··· Supplied records ···
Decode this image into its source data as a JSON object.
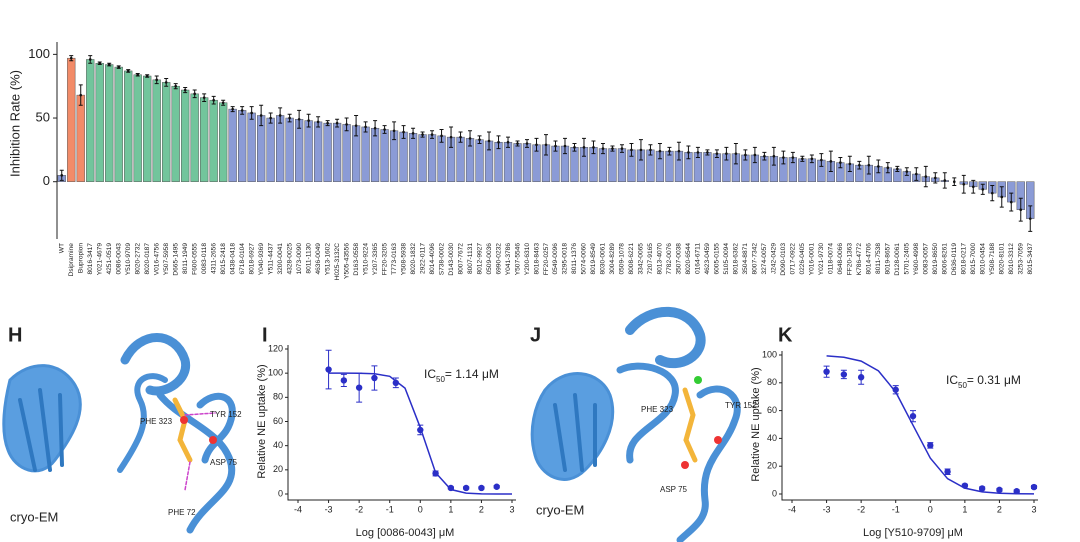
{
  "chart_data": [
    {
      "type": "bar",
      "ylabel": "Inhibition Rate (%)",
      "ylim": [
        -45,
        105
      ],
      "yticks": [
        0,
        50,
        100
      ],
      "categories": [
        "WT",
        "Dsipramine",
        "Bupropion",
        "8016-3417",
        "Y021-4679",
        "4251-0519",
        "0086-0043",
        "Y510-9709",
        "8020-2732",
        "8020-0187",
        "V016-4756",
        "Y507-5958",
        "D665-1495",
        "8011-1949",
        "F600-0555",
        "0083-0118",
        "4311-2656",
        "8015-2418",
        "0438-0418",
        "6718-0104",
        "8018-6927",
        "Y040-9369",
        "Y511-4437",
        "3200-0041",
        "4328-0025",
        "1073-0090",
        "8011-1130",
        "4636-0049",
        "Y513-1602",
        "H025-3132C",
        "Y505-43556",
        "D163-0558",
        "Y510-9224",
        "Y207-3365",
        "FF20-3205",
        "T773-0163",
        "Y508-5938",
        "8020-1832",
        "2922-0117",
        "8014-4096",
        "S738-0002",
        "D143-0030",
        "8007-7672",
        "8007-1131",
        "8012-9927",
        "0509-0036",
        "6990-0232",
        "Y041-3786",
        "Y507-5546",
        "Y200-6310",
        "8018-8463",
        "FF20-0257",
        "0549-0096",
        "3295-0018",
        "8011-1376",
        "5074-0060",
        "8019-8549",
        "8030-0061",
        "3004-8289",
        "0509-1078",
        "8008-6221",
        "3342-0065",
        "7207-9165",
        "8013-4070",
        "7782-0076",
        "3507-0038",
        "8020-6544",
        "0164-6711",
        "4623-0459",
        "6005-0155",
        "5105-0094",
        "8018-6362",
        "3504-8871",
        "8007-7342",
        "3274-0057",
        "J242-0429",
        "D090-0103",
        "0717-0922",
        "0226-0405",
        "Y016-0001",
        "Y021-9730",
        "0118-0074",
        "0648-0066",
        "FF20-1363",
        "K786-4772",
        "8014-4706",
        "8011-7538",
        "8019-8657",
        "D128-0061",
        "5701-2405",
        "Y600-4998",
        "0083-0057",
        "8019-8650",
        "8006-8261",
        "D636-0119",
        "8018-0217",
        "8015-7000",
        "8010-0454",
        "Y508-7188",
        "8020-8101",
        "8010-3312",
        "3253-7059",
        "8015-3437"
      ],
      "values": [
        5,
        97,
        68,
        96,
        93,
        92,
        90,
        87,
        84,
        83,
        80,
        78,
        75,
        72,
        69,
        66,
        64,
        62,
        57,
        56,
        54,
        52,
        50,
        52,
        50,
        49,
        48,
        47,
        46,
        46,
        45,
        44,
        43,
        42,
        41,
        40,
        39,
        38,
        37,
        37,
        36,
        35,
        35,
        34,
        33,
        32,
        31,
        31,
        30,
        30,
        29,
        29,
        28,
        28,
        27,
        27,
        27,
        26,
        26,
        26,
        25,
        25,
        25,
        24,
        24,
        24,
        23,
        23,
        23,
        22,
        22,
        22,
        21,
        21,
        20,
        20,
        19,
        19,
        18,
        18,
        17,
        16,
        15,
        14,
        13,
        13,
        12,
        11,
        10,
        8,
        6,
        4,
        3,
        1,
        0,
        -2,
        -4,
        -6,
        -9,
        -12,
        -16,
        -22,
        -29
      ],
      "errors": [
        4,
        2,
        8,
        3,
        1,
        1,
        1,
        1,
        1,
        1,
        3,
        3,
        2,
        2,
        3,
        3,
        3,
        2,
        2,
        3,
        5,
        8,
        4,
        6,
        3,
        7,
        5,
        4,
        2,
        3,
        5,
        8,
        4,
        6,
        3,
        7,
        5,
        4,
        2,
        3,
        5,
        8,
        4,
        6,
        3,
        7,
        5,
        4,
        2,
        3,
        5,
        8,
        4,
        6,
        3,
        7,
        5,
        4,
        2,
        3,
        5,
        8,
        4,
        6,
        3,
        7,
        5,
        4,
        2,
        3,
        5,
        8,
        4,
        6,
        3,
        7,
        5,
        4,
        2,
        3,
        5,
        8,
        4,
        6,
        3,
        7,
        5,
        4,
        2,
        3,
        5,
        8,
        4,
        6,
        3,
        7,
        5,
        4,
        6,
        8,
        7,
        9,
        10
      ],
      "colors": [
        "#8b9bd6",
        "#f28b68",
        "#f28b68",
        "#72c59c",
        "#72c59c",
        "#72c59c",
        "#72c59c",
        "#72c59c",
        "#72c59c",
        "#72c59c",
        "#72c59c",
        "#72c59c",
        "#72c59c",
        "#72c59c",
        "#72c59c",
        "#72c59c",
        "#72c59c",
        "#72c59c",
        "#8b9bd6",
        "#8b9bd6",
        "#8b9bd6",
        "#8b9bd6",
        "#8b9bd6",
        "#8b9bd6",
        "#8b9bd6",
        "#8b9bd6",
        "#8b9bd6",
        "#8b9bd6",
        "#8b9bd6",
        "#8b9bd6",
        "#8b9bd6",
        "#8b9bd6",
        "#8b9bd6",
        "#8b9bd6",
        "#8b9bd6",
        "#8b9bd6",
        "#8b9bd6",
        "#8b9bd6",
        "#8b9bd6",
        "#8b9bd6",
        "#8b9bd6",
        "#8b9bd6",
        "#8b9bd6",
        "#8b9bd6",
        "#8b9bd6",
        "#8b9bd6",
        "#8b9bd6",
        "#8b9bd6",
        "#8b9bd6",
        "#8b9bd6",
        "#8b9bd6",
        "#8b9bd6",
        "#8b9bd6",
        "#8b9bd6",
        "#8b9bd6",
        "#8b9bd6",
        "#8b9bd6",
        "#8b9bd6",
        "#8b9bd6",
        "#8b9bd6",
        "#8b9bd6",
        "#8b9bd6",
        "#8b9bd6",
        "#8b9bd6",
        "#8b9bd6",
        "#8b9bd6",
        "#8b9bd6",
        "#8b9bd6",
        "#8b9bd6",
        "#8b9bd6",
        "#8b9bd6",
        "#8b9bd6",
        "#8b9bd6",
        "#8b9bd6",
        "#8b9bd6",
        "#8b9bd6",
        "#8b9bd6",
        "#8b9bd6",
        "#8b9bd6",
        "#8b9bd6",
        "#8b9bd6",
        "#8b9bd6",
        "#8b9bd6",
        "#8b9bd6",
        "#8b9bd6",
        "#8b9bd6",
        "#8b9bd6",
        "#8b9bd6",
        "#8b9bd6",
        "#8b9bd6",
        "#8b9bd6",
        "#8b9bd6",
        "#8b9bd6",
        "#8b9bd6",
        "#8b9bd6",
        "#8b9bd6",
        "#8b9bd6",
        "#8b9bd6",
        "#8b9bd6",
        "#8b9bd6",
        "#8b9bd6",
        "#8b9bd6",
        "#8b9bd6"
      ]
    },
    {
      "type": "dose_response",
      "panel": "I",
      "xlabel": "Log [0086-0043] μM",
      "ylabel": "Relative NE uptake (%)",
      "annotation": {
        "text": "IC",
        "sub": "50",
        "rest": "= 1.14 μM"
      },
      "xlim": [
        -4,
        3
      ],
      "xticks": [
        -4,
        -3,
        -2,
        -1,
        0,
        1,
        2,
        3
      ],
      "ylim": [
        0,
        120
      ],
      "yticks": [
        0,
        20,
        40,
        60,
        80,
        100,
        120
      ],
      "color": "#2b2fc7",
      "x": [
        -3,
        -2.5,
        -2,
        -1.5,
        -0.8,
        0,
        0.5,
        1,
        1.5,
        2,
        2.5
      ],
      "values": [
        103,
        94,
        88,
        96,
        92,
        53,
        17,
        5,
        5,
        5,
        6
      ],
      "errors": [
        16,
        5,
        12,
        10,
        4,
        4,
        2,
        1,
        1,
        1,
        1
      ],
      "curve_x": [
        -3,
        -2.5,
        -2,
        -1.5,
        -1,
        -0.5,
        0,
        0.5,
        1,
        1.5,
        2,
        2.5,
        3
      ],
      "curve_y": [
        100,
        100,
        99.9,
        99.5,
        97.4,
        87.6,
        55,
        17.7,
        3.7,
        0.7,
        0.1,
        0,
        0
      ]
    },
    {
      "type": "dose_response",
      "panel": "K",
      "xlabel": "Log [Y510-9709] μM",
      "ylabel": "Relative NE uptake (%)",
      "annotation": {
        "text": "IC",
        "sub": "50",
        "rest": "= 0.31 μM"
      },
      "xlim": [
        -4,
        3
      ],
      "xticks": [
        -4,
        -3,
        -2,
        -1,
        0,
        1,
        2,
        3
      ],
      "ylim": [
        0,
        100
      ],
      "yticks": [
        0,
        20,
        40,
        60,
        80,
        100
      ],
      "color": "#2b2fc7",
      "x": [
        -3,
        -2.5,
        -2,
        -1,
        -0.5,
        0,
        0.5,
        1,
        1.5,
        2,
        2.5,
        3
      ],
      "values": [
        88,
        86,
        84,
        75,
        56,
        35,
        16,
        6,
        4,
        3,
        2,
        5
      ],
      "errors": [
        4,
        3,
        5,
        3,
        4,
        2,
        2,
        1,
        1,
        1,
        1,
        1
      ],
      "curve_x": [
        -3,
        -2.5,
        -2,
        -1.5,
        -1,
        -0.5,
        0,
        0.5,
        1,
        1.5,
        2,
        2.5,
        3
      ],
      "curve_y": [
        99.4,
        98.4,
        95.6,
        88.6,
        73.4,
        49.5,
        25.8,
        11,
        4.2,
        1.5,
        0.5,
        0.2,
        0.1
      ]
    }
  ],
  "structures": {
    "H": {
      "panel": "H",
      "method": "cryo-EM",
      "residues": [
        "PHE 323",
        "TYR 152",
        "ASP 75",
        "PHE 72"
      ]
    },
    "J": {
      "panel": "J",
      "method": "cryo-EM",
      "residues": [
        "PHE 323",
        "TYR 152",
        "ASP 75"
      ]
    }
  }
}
···
• _Stated exercise_
Copy each line of the preceding data that contains the string "xlabel".

• _Full solution_
      "xlabel": "Log [0086-0043] μM",
      "xlabel": "Log [Y510-9709] μM",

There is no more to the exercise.